Write out each line from the data below that includes the word "neceffe".

→ Dataset entries
»»

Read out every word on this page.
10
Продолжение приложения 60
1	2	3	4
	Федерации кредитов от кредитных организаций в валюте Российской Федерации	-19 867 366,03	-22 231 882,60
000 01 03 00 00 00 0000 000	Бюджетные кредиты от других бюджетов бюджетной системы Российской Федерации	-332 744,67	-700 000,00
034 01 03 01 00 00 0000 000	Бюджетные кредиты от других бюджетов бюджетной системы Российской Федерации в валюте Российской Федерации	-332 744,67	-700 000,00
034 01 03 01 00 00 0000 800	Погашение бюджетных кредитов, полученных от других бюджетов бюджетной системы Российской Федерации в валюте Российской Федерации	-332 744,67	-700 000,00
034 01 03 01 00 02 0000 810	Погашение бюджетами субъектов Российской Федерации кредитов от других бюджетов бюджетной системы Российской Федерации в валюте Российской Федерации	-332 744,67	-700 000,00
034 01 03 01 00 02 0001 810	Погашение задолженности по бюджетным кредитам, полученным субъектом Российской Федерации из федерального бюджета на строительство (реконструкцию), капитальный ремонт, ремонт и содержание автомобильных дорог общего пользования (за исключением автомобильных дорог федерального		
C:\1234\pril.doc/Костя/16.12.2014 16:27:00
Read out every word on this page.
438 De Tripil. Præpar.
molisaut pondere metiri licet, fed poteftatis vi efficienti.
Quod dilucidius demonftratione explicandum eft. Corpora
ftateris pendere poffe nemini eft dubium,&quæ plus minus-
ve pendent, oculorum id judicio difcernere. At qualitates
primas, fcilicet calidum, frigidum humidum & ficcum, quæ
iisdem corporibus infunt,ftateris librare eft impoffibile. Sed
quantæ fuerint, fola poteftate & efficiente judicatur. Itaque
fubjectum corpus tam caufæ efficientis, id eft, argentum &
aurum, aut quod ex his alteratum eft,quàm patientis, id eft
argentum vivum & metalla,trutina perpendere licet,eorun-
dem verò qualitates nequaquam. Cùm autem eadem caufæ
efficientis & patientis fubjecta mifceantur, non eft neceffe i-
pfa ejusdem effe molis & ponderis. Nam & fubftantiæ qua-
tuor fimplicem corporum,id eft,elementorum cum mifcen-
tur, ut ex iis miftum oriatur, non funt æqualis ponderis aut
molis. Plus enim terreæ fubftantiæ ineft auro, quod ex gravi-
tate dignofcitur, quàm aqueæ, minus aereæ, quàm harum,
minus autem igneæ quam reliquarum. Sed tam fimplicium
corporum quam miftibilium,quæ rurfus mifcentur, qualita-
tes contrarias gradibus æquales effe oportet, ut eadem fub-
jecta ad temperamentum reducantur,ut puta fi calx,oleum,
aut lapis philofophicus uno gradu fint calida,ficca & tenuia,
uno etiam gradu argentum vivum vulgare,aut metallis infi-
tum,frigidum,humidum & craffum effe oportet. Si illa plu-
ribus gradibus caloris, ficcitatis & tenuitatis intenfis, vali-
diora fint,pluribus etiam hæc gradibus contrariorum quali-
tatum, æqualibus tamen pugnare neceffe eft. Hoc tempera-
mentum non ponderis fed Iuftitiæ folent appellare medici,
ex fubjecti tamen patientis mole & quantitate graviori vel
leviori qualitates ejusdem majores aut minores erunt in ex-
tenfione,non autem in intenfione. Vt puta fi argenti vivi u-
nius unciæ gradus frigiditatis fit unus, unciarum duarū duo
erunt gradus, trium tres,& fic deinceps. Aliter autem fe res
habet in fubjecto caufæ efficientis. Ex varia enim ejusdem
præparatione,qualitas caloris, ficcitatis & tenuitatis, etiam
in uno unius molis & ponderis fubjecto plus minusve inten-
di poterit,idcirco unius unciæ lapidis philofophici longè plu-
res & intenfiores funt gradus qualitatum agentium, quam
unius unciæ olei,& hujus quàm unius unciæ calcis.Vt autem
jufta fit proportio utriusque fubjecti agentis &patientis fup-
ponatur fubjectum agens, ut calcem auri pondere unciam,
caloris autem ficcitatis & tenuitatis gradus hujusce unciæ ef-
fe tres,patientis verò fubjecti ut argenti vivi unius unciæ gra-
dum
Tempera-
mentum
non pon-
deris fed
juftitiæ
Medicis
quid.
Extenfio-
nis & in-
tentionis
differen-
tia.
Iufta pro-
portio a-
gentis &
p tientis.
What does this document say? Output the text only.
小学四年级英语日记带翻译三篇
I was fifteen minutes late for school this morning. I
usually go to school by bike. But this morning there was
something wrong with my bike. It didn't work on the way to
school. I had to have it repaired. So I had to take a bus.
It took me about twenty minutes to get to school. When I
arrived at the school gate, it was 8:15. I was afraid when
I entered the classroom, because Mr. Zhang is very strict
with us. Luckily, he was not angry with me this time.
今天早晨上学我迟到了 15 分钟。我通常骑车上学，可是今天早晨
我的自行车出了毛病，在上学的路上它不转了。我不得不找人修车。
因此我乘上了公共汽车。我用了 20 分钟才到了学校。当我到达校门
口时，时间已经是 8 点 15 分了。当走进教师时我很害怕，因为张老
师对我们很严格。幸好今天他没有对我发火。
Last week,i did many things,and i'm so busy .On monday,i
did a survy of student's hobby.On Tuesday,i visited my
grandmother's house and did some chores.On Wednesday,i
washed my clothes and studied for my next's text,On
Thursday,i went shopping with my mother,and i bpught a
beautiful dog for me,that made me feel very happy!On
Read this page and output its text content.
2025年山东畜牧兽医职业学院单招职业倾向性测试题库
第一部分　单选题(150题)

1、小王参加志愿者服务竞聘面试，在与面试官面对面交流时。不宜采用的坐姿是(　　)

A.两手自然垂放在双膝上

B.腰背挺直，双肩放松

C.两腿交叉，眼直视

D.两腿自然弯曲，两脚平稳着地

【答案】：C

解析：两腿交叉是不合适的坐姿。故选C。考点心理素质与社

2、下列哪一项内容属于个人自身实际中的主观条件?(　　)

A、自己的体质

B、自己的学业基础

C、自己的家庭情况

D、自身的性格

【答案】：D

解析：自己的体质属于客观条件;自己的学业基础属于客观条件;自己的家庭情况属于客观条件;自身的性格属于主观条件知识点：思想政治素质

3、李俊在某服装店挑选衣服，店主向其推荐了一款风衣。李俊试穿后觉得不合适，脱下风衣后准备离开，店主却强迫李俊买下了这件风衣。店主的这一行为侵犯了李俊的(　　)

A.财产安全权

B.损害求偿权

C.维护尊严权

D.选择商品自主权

««

→ Response to this exercise
efficientis & patientis fubjecta mifceantur, non eft neceffe i-
tatum, æqualibus tamen pugnare neceffe eft. Hoc tempera-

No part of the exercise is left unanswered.